↓↓↓

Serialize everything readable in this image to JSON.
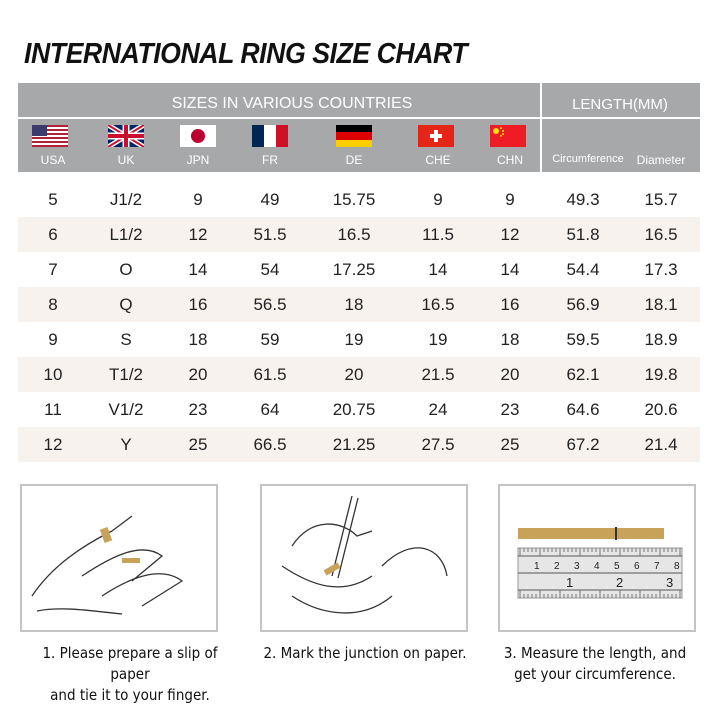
{
  "title": "INTERNATIONAL RING SIZE CHART",
  "header": {
    "sizes_label": "SIZES IN VARIOUS COUNTRIES",
    "length_label": "LENGTH(MM)",
    "countries": [
      {
        "code": "USA",
        "flag": "us-flag"
      },
      {
        "code": "UK",
        "flag": "uk-flag"
      },
      {
        "code": "JPN",
        "flag": "japan-flag"
      },
      {
        "code": "FR",
        "flag": "france-flag"
      },
      {
        "code": "DE",
        "flag": "germany-flag"
      },
      {
        "code": "CHE",
        "flag": "switzerland-flag"
      },
      {
        "code": "CHN",
        "flag": "china-flag"
      }
    ],
    "circumference": "Circumference",
    "diameter": "Diameter"
  },
  "rows": [
    [
      "5",
      "J1/2",
      "9",
      "49",
      "15.75",
      "9",
      "9",
      "49.3",
      "15.7"
    ],
    [
      "6",
      "L1/2",
      "12",
      "51.5",
      "16.5",
      "11.5",
      "12",
      "51.8",
      "16.5"
    ],
    [
      "7",
      "O",
      "14",
      "54",
      "17.25",
      "14",
      "14",
      "54.4",
      "17.3"
    ],
    [
      "8",
      "Q",
      "16",
      "56.5",
      "18",
      "16.5",
      "16",
      "56.9",
      "18.1"
    ],
    [
      "9",
      "S",
      "18",
      "59",
      "19",
      "19",
      "18",
      "59.5",
      "18.9"
    ],
    [
      "10",
      "T1/2",
      "20",
      "61.5",
      "20",
      "21.5",
      "20",
      "62.1",
      "19.8"
    ],
    [
      "11",
      "V1/2",
      "23",
      "64",
      "20.75",
      "24",
      "23",
      "64.6",
      "20.6"
    ],
    [
      "12",
      "Y",
      "25",
      "66.5",
      "21.25",
      "27.5",
      "25",
      "67.2",
      "21.4"
    ]
  ],
  "steps": [
    {
      "line1": "1. Please prepare a slip of paper",
      "line2": "and tie it to your finger."
    },
    {
      "line1": "2. Mark the junction on paper.",
      "line2": ""
    },
    {
      "line1": "3. Measure the length, and",
      "line2": "get your circumference."
    }
  ],
  "ruler": {
    "top_marks": [
      "1",
      "2",
      "3",
      "4",
      "5",
      "6",
      "7",
      "8"
    ],
    "bottom_marks": [
      "1",
      "2",
      "3"
    ]
  },
  "colors": {
    "header": "#a7a8aa",
    "row_alt": "#f8f2ef",
    "paper": "#c9a25a"
  }
}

↑↑↑

WORK REQUIRED:
Copy out every line of the material above exactly, skipping the pictures.

TASK RESULT:
Serialize everything readable in this image to JSON.
{
  "title": "INTERNATIONAL RING SIZE CHART",
  "header": {
    "sizes_label": "SIZES IN VARIOUS COUNTRIES",
    "length_label": "LENGTH(MM)",
    "countries": [
      {
        "code": "USA",
        "flag": "us-flag"
      },
      {
        "code": "UK",
        "flag": "uk-flag"
      },
      {
        "code": "JPN",
        "flag": "japan-flag"
      },
      {
        "code": "FR",
        "flag": "france-flag"
      },
      {
        "code": "DE",
        "flag": "germany-flag"
      },
      {
        "code": "CHE",
        "flag": "switzerland-flag"
      },
      {
        "code": "CHN",
        "flag": "china-flag"
      }
    ],
    "circumference": "Circumference",
    "diameter": "Diameter"
  },
  "rows": [
    [
      "5",
      "J1/2",
      "9",
      "49",
      "15.75",
      "9",
      "9",
      "49.3",
      "15.7"
    ],
    [
      "6",
      "L1/2",
      "12",
      "51.5",
      "16.5",
      "11.5",
      "12",
      "51.8",
      "16.5"
    ],
    [
      "7",
      "O",
      "14",
      "54",
      "17.25",
      "14",
      "14",
      "54.4",
      "17.3"
    ],
    [
      "8",
      "Q",
      "16",
      "56.5",
      "18",
      "16.5",
      "16",
      "56.9",
      "18.1"
    ],
    [
      "9",
      "S",
      "18",
      "59",
      "19",
      "19",
      "18",
      "59.5",
      "18.9"
    ],
    [
      "10",
      "T1/2",
      "20",
      "61.5",
      "20",
      "21.5",
      "20",
      "62.1",
      "19.8"
    ],
    [
      "11",
      "V1/2",
      "23",
      "64",
      "20.75",
      "24",
      "23",
      "64.6",
      "20.6"
    ],
    [
      "12",
      "Y",
      "25",
      "66.5",
      "21.25",
      "27.5",
      "25",
      "67.2",
      "21.4"
    ]
  ],
  "steps": [
    {
      "line1": "1. Please prepare a slip of paper",
      "line2": "and tie it to your finger."
    },
    {
      "line1": "2. Mark the junction on paper.",
      "line2": ""
    },
    {
      "line1": "3. Measure the length, and",
      "line2": "get your circumference."
    }
  ],
  "ruler": {
    "top_marks": [
      "1",
      "2",
      "3",
      "4",
      "5",
      "6",
      "7",
      "8"
    ],
    "bottom_marks": [
      "1",
      "2",
      "3"
    ]
  },
  "colors": {
    "header": "#a7a8aa",
    "row_alt": "#f8f2ef",
    "paper": "#c9a25a"
  }
}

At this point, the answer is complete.